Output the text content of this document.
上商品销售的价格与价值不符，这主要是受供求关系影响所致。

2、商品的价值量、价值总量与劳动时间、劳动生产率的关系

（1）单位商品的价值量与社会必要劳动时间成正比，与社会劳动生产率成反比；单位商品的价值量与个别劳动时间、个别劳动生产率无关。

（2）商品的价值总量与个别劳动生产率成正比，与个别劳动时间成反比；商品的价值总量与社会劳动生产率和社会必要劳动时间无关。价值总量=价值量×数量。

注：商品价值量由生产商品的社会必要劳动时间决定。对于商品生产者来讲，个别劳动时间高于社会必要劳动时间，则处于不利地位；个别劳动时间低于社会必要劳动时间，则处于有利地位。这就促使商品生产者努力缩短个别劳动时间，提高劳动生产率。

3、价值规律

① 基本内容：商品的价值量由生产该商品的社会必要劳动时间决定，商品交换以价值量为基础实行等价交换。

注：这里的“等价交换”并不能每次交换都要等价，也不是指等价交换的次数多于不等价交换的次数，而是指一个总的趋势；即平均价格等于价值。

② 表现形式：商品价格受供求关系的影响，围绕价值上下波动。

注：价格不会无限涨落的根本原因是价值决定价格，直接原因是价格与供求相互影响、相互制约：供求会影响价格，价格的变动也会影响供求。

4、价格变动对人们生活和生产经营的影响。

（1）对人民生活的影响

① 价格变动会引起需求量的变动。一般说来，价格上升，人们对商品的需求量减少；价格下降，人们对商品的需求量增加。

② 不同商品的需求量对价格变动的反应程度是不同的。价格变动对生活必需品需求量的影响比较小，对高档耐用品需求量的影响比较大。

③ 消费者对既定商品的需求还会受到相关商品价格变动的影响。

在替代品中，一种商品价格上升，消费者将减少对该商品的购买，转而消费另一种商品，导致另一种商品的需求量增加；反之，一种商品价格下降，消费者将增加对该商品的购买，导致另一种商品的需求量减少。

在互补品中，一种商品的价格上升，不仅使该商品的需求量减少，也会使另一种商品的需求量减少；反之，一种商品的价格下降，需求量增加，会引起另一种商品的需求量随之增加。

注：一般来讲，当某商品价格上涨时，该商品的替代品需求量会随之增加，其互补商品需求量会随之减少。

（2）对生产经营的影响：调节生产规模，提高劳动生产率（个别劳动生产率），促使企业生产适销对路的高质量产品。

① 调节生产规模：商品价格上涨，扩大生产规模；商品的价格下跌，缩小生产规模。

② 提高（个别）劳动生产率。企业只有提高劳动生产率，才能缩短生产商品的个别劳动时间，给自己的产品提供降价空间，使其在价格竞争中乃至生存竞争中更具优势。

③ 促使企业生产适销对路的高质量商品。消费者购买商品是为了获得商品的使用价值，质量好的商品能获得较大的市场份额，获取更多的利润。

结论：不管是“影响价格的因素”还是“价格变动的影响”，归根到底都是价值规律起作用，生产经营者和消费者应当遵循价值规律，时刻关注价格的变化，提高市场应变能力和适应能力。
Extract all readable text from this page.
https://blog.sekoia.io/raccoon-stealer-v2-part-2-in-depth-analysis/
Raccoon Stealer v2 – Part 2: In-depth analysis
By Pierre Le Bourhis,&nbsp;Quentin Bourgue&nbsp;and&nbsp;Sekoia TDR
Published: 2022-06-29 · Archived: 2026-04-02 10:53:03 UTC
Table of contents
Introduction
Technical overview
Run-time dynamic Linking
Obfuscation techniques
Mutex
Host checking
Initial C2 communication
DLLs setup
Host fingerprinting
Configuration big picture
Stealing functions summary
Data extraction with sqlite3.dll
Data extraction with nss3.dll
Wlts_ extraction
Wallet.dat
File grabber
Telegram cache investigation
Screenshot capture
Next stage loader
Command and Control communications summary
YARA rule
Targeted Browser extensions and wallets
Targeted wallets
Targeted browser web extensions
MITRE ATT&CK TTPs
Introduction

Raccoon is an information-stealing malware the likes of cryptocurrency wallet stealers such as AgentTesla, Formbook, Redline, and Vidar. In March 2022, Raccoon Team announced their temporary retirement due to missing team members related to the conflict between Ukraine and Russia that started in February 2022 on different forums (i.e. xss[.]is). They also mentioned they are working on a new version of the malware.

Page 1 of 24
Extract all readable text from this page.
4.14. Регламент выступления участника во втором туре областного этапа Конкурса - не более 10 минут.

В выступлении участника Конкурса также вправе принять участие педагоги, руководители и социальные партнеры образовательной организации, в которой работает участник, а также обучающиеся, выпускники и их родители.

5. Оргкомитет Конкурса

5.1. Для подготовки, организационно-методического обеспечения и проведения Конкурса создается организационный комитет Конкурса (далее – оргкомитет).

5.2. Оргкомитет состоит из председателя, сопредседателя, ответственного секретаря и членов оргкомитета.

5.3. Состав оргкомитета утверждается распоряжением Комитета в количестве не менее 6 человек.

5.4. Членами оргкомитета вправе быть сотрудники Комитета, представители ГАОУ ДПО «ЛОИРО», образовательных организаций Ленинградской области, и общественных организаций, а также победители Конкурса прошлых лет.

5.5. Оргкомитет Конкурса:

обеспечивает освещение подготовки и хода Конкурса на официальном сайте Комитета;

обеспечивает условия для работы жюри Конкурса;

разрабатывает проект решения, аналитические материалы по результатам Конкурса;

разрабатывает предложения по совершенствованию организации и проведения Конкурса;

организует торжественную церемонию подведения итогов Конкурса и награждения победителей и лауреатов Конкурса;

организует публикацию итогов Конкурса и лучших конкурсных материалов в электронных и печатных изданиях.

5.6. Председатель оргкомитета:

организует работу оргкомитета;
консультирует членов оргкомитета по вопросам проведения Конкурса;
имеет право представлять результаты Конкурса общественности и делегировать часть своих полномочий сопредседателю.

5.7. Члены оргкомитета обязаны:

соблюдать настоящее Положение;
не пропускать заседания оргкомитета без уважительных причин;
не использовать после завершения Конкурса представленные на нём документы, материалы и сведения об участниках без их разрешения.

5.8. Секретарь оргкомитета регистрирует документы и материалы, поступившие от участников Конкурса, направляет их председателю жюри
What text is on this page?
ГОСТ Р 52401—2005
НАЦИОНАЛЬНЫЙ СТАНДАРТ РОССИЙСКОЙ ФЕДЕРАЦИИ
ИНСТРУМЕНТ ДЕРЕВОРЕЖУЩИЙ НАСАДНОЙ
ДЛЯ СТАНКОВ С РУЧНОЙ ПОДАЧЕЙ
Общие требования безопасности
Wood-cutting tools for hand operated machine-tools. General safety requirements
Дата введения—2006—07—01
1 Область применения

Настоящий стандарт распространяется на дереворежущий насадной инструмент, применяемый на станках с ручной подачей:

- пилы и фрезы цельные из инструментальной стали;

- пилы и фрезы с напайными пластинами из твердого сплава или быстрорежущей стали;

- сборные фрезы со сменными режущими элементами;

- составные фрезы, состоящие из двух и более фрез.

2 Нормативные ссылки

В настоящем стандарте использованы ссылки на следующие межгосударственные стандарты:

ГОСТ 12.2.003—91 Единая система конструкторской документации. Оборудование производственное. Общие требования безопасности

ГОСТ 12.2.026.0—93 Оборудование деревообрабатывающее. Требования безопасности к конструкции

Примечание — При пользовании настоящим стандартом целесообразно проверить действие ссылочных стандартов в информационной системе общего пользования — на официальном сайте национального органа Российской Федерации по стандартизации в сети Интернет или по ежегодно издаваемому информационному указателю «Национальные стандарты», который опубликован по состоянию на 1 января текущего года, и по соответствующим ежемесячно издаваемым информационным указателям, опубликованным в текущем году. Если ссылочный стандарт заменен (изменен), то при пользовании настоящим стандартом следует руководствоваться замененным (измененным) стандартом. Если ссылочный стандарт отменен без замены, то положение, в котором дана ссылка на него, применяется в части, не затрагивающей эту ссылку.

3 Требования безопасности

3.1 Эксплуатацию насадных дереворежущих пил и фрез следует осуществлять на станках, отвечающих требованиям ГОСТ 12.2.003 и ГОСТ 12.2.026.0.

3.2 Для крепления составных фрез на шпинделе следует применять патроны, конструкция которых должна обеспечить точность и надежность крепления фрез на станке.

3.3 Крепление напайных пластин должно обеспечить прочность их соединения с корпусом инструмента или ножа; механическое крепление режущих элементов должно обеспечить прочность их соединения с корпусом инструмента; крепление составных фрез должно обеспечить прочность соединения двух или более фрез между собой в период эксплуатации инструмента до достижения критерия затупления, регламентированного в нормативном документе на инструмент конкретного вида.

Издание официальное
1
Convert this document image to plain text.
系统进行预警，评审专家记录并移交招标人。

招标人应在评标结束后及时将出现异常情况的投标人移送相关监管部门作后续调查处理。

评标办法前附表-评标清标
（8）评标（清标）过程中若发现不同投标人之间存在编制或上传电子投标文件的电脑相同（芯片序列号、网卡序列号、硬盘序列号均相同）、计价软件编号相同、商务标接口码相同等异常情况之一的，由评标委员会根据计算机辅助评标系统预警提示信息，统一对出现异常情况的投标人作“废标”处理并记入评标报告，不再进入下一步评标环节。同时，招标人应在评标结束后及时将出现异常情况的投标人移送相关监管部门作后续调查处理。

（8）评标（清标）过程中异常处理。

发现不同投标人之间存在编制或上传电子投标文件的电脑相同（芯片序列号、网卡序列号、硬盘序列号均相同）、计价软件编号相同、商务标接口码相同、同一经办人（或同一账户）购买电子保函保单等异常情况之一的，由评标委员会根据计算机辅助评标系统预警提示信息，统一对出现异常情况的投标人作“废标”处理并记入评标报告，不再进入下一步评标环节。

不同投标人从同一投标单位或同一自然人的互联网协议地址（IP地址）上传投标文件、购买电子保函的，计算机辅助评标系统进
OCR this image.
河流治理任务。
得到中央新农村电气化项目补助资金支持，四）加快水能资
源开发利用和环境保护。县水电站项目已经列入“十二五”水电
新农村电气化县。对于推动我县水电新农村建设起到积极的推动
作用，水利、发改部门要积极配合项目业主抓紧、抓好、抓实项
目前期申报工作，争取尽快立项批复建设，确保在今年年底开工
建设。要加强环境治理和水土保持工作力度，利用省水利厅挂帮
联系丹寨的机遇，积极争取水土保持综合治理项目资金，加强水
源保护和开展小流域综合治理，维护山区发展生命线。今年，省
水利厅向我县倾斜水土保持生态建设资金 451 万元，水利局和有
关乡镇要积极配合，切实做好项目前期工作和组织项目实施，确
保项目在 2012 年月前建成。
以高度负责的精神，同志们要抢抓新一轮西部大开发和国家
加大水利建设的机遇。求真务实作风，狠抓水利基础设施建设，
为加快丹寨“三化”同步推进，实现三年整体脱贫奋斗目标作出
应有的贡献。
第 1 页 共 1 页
______
WORK INSTRUCTIONS:
Tell how many lines of the records above hold the string "不再进入下一步评标环节". Give no other text.

SOLUTION TO THIS PROBLEM:
2